*Data for processing*.
---

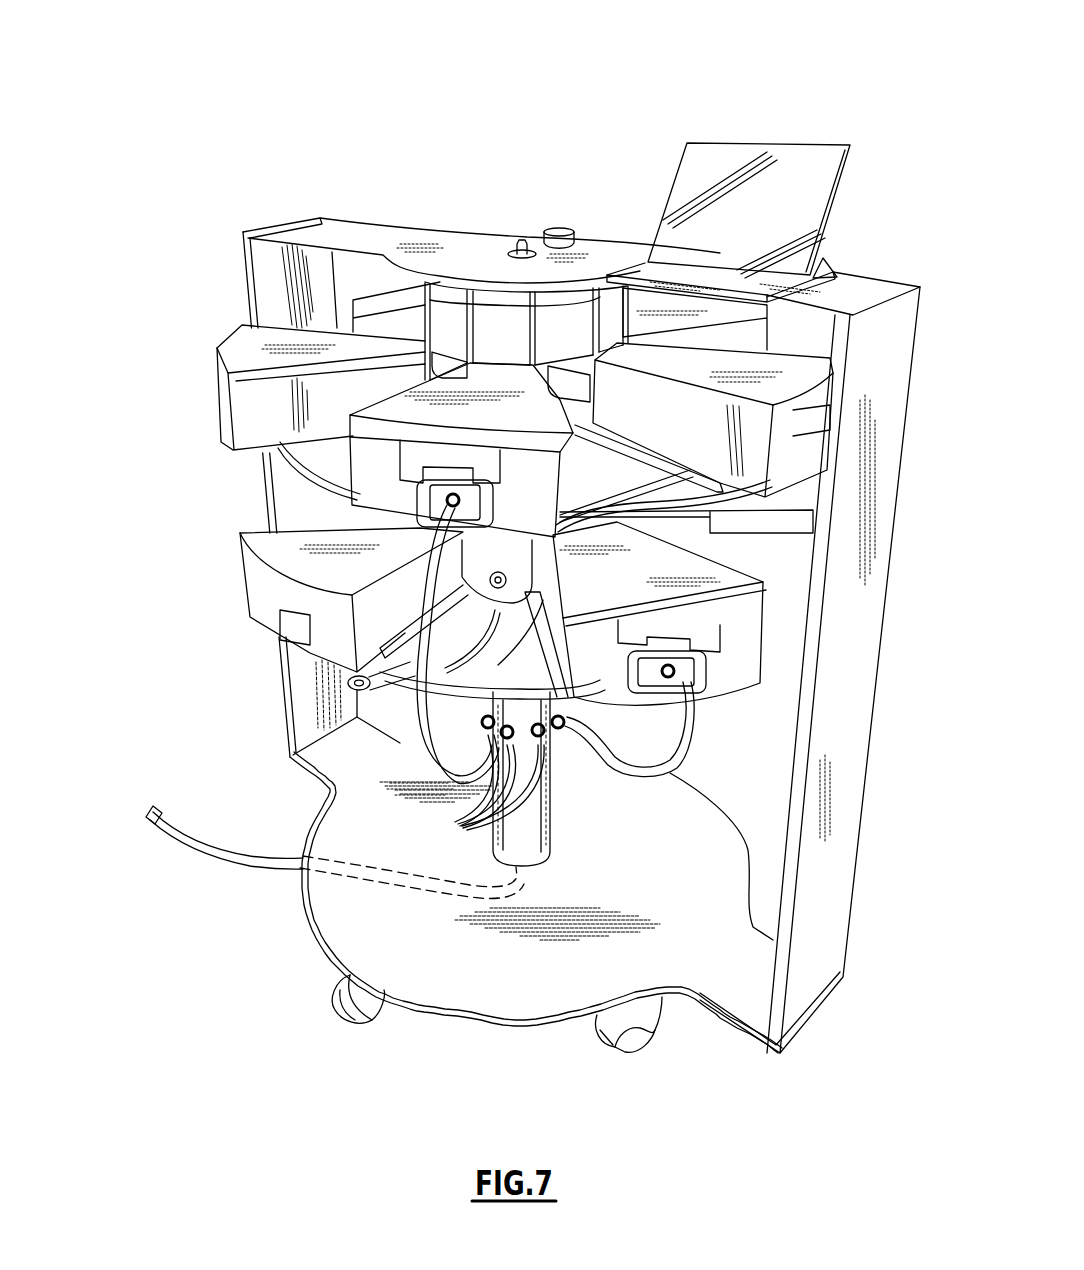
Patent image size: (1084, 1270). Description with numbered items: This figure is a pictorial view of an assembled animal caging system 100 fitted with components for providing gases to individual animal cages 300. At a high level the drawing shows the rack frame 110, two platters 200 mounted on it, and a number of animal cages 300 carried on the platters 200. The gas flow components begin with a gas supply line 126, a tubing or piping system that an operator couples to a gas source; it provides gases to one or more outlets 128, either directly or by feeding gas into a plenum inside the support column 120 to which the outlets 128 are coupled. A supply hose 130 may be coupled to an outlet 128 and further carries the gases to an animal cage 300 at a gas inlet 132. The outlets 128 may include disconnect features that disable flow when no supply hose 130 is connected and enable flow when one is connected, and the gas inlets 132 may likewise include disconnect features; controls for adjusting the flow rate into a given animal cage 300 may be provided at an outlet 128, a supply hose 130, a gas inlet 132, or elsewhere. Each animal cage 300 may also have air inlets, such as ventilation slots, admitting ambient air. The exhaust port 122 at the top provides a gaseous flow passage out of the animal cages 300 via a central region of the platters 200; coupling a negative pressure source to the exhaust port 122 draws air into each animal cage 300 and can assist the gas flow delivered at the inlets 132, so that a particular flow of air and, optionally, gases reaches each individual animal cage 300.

---

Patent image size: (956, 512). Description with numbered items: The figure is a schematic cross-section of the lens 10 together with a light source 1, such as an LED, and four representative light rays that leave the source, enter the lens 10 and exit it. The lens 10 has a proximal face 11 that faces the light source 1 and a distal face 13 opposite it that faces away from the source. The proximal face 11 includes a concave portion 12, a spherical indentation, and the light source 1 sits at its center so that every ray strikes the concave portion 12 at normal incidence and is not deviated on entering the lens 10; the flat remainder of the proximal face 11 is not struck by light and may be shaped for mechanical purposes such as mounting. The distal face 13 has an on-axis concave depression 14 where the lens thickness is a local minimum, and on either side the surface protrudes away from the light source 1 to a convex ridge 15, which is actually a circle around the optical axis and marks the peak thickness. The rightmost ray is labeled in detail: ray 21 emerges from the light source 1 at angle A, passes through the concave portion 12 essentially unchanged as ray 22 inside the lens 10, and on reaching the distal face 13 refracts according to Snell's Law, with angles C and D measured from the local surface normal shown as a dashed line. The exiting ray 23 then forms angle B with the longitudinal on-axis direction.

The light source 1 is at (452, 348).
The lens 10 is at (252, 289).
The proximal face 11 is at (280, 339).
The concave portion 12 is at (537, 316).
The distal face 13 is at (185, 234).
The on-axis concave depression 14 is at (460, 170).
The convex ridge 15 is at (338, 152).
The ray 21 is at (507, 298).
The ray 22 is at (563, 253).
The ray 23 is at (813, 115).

---

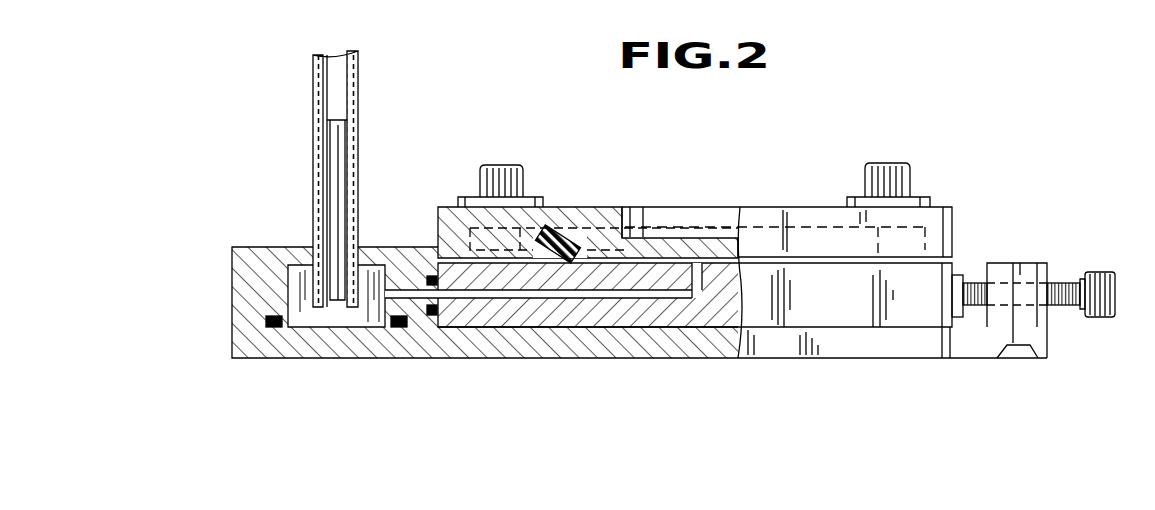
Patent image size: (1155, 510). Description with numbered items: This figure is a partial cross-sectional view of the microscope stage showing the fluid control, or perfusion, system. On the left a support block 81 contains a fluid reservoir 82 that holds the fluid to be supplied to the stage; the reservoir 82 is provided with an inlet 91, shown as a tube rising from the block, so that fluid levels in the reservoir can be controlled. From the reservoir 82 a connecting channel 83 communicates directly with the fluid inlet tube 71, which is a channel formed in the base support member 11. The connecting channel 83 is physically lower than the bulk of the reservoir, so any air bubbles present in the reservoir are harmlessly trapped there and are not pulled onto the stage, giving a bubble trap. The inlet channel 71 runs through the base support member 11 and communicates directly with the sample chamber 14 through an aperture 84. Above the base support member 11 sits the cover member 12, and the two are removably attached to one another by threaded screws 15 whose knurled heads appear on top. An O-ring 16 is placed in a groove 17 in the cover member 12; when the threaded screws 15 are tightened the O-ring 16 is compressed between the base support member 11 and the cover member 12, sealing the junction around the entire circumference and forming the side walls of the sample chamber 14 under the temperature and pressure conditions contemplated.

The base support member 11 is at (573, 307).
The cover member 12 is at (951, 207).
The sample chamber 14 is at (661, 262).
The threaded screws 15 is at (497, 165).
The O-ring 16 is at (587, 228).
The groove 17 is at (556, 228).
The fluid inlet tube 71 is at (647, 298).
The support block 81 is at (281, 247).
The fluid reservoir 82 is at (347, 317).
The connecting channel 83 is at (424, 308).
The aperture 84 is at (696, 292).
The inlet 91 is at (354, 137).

---

*Problem*. Switch "schematic" to "diagrammatic" in the lines beginning with the line that contains "Patent image size: (956, 512)." and continuing through the line that contains "The ray 23 is at (813, 115).", and give those lines again with nothing else altered.

*Result of the exercise*.
Patent image size: (956, 512). Description with numbered items: The figure is a diagrammatic cross-section of the lens 10 together with a light source 1, such as an LED, and four representative light rays that leave the source, enter the lens 10 and exit it. The lens 10 has a proximal face 11 that faces the light source 1 and a distal face 13 opposite it that faces away from the source. The proximal face 11 includes a concave portion 12, a spherical indentation, and the light source 1 sits at its center so that every ray strikes the concave portion 12 at normal incidence and is not deviated on entering the lens 10; the flat remainder of the proximal face 11 is not struck by light and may be shaped for mechanical purposes such as mounting. The distal face 13 has an on-axis concave depression 14 where the lens thickness is a local minimum, and on either side the surface protrudes away from the light source 1 to a convex ridge 15, which is actually a circle around the optical axis and marks the peak thickness. The rightmost ray is labeled in detail: ray 21 emerges from the light source 1 at angle A, passes through the concave portion 12 essentially unchanged as ray 22 inside the lens 10, and on reaching the distal face 13 refracts according to Snell's Law, with angles C and D measured from the local surface normal shown as a dashed line. The exiting ray 23 then forms angle B with the longitudinal on-axis direction.

The light source 1 is at (452, 348).
The lens 10 is at (252, 289).
The proximal face 11 is at (280, 339).
The concave portion 12 is at (537, 316).
The distal face 13 is at (185, 234).
The on-axis concave depression 14 is at (460, 170).
The convex ridge 15 is at (338, 152).
The ray 21 is at (507, 298).
The ray 22 is at (563, 253).
The ray 23 is at (813, 115).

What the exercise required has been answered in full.